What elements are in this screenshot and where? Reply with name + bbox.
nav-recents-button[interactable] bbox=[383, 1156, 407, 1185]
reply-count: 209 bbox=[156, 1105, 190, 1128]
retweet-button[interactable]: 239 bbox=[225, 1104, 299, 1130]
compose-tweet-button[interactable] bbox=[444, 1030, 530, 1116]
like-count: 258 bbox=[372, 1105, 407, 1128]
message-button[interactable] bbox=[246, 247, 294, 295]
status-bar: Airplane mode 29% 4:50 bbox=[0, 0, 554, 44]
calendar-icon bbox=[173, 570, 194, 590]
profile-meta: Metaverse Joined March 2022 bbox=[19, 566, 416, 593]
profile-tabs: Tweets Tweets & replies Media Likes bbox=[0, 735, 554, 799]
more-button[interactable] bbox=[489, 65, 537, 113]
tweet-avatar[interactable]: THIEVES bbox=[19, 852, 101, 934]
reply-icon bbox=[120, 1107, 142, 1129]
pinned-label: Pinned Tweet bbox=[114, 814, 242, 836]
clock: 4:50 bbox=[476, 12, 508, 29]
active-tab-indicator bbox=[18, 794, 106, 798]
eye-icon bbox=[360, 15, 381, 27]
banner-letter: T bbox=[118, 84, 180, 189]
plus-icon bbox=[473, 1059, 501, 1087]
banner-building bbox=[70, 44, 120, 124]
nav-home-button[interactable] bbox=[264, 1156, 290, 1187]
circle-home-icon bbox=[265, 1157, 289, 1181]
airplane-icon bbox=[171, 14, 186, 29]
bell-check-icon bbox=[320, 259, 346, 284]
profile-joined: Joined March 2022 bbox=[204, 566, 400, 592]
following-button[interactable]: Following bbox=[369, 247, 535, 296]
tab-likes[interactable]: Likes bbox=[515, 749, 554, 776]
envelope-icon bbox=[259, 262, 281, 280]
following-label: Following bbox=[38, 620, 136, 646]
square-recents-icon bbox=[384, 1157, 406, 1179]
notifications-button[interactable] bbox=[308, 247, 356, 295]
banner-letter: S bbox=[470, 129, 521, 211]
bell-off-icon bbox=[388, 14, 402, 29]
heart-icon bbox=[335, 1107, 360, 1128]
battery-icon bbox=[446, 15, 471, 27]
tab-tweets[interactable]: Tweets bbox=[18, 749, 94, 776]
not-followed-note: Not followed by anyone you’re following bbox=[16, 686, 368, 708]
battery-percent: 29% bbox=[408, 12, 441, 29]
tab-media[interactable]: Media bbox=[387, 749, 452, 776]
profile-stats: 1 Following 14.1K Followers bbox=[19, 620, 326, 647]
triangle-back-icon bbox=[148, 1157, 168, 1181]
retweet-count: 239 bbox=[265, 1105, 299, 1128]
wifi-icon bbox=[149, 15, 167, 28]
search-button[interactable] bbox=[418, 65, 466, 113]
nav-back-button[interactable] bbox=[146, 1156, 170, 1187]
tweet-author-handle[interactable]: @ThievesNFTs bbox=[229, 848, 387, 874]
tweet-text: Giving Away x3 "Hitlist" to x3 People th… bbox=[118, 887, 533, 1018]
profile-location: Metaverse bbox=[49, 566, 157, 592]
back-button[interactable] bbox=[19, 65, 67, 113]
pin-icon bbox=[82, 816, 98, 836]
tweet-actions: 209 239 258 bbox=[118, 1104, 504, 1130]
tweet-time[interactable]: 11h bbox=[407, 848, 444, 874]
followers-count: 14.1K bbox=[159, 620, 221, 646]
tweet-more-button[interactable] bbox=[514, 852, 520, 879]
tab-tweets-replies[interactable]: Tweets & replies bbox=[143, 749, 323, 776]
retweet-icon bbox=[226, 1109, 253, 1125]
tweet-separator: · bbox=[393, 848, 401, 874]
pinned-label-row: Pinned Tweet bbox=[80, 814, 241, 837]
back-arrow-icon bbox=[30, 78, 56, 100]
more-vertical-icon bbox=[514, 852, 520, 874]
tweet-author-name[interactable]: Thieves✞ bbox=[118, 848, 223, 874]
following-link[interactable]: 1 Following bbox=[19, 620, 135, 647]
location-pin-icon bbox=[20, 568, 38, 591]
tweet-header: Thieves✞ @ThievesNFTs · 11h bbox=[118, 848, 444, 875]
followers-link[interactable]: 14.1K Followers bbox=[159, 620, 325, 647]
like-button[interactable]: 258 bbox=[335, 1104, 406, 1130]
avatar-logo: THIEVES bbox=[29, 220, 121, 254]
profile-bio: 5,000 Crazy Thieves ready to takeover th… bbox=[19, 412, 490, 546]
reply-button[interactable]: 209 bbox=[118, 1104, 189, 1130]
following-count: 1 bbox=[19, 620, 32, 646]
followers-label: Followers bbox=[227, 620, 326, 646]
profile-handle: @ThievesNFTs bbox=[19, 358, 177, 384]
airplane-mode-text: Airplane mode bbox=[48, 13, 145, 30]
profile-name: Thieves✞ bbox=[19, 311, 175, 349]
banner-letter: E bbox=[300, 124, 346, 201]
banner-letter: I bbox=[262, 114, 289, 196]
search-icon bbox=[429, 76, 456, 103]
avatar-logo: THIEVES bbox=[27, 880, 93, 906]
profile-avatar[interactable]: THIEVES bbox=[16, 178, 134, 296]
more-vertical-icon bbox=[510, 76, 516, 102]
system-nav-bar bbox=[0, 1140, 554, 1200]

■ **CHALLENGE**
Please copy out every row above word for word, leaving nothing out and changing nothing.

■ **WRITTEN SOLUTION**
What elements are in this screenshot and where? Reply with name + bbox.
nav-recents-button[interactable] bbox=[383, 1156, 407, 1185]
reply-count: 209 bbox=[156, 1105, 190, 1128]
retweet-button[interactable]: 239 bbox=[225, 1104, 299, 1130]
compose-tweet-button[interactable] bbox=[444, 1030, 530, 1116]
like-count: 258 bbox=[372, 1105, 407, 1128]
message-button[interactable] bbox=[246, 247, 294, 295]
status-bar: Airplane mode 29% 4:50 bbox=[0, 0, 554, 44]
calendar-icon bbox=[173, 570, 194, 590]
profile-meta: Metaverse Joined March 2022 bbox=[19, 566, 416, 593]
profile-tabs: Tweets Tweets & replies Media Likes bbox=[0, 735, 554, 799]
more-button[interactable] bbox=[489, 65, 537, 113]
tweet-avatar[interactable]: THIEVES bbox=[19, 852, 101, 934]
reply-icon bbox=[120, 1107, 142, 1129]
pinned-label: Pinned Tweet bbox=[114, 814, 242, 836]
clock: 4:50 bbox=[476, 12, 508, 29]
active-tab-indicator bbox=[18, 794, 106, 798]
eye-icon bbox=[360, 15, 381, 27]
banner-letter: T bbox=[118, 84, 180, 189]
plus-icon bbox=[473, 1059, 501, 1087]
banner-building bbox=[70, 44, 120, 124]
nav-home-button[interactable] bbox=[264, 1156, 290, 1187]
circle-home-icon bbox=[265, 1157, 289, 1181]
airplane-icon bbox=[171, 14, 186, 29]
bell-check-icon bbox=[320, 259, 346, 284]
profile-joined: Joined March 2022 bbox=[204, 566, 400, 592]
following-button[interactable]: Following bbox=[369, 247, 535, 296]
tab-likes[interactable]: Likes bbox=[515, 749, 554, 776]
envelope-icon bbox=[259, 262, 281, 280]
following-label: Following bbox=[38, 620, 136, 646]
square-recents-icon bbox=[384, 1157, 406, 1179]
notifications-button[interactable] bbox=[308, 247, 356, 295]
banner-letter: S bbox=[470, 129, 521, 211]
bell-off-icon bbox=[388, 14, 402, 29]
heart-icon bbox=[335, 1107, 360, 1128]
battery-icon bbox=[446, 15, 471, 27]
tab-tweets[interactable]: Tweets bbox=[18, 749, 94, 776]
not-followed-note: Not followed by anyone you’re following bbox=[16, 686, 368, 708]
battery-percent: 29% bbox=[408, 12, 441, 29]
tab-media[interactable]: Media bbox=[387, 749, 452, 776]
profile-stats: 1 Following 14.1K Followers bbox=[19, 620, 326, 647]
triangle-back-icon bbox=[148, 1157, 168, 1181]
retweet-count: 239 bbox=[265, 1105, 299, 1128]
wifi-icon bbox=[149, 15, 167, 28]
search-button[interactable] bbox=[418, 65, 466, 113]
nav-back-button[interactable] bbox=[146, 1156, 170, 1187]
tweet-author-handle[interactable]: @ThievesNFTs bbox=[229, 848, 387, 874]
tweet-text: Giving Away x3 "Hitlist" to x3 People th… bbox=[118, 887, 533, 1018]
profile-location: Metaverse bbox=[49, 566, 157, 592]
back-button[interactable] bbox=[19, 65, 67, 113]
pin-icon bbox=[82, 816, 98, 836]
tweet-actions: 209 239 258 bbox=[118, 1104, 504, 1130]
tweet-time[interactable]: 11h bbox=[407, 848, 444, 874]
followers-count: 14.1K bbox=[159, 620, 221, 646]
tweet-more-button[interactable] bbox=[514, 852, 520, 879]
tab-tweets-replies[interactable]: Tweets & replies bbox=[143, 749, 323, 776]
retweet-icon bbox=[226, 1109, 253, 1125]
tweet-separator: · bbox=[393, 848, 401, 874]
pinned-label-row: Pinned Tweet bbox=[80, 814, 241, 837]
back-arrow-icon bbox=[30, 78, 56, 100]
more-vertical-icon bbox=[514, 852, 520, 874]
tweet-author-name[interactable]: Thieves✞ bbox=[118, 848, 223, 874]
following-link[interactable]: 1 Following bbox=[19, 620, 135, 647]
location-pin-icon bbox=[20, 568, 38, 591]
tweet-header: Thieves✞ @ThievesNFTs · 11h bbox=[118, 848, 444, 875]
followers-link[interactable]: 14.1K Followers bbox=[159, 620, 325, 647]
like-button[interactable]: 258 bbox=[335, 1104, 406, 1130]
avatar-logo: THIEVES bbox=[29, 220, 121, 254]
profile-bio: 5,000 Crazy Thieves ready to takeover th… bbox=[19, 412, 490, 546]
reply-button[interactable]: 209 bbox=[118, 1104, 189, 1130]
following-count: 1 bbox=[19, 620, 32, 646]
followers-label: Followers bbox=[227, 620, 326, 646]
profile-handle: @ThievesNFTs bbox=[19, 358, 177, 384]
airplane-mode-text: Airplane mode bbox=[48, 13, 145, 30]
profile-name: Thieves✞ bbox=[19, 311, 175, 349]
banner-letter: E bbox=[300, 124, 346, 201]
banner-letter: I bbox=[262, 114, 289, 196]
search-icon bbox=[429, 76, 456, 103]
avatar-logo: THIEVES bbox=[27, 880, 93, 906]
profile-avatar[interactable]: THIEVES bbox=[16, 178, 134, 296]
more-vertical-icon bbox=[510, 76, 516, 102]
system-nav-bar bbox=[0, 1140, 554, 1200]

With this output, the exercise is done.